-------- Data lines --------
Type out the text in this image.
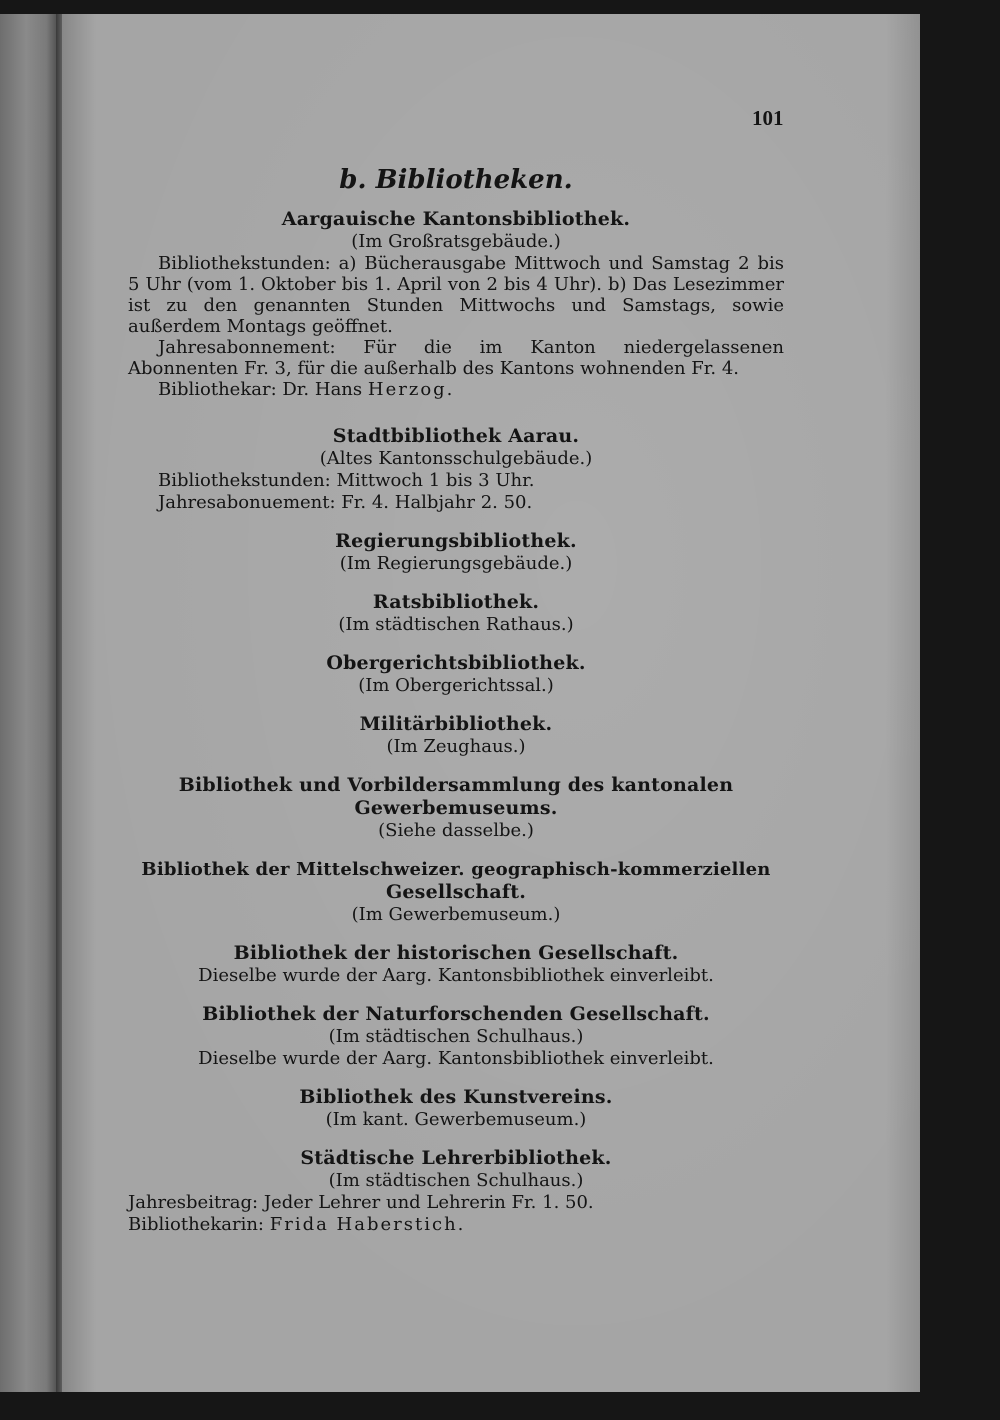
101
b. Bibliotheken.
Aargauische Kantonsbibliothek.
(Im Großratsgebäude.)
Bibliothekstunden: a) Bücherausgabe Mittwoch und Samstag 2 bis 5 Uhr (vom 1. Oktober bis 1. April von 2 bis 4 Uhr). b) Das Lesezimmer ist zu den genannten Stunden Mittwochs und Samstags, sowie außerdem Montags geöffnet.
Jahresabonnement: Für die im Kanton niedergelassenen Abonnenten Fr. 3, für die außerhalb des Kantons wohnenden Fr. 4.
Bibliothekar: Dr. Hans Herzog.
Stadtbibliothek Aarau.
(Altes Kantonsschulgebäude.)
Bibliothekstunden: Mittwoch 1 bis 3 Uhr.
Jahresabonuement: Fr. 4. Halbjahr 2. 50.
Regierungsbibliothek.
(Im Regierungsgebäude.)
Ratsbibliothek.
(Im städtischen Rathaus.)
Obergerichtsbibliothek.
(Im Obergerichtssal.)
Militärbibliothek.
(Im Zeughaus.)
Bibliothek und Vorbildersammlung des kantonalen
Gewerbemuseums.
(Siehe dasselbe.)
Bibliothek der Mittelschweizer. geographisch-kommerziellen
Gesellschaft.
(Im Gewerbemuseum.)
Bibliothek der historischen Gesellschaft.
Dieselbe wurde der Aarg. Kantonsbibliothek einverleibt.
Bibliothek der Naturforschenden Gesellschaft.
(Im städtischen Schulhaus.)
Dieselbe wurde der Aarg. Kantonsbibliothek einverleibt.
Bibliothek des Kunstvereins.
(Im kant. Gewerbemuseum.)
Städtische Lehrerbibliothek.
(Im städtischen Schulhaus.)
Jahresbeitrag: Jeder Lehrer und Lehrerin Fr. 1. 50.
Bibliothekarin: Frida Haberstich.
--------
*Do this*.
Filter the records for lines holding the string "Gesellschaft". Copy each one.

*Exercise response*.
Gesellschaft.
Bibliothek der historischen Gesellschaft.
Bibliothek der Naturforschenden Gesellschaft.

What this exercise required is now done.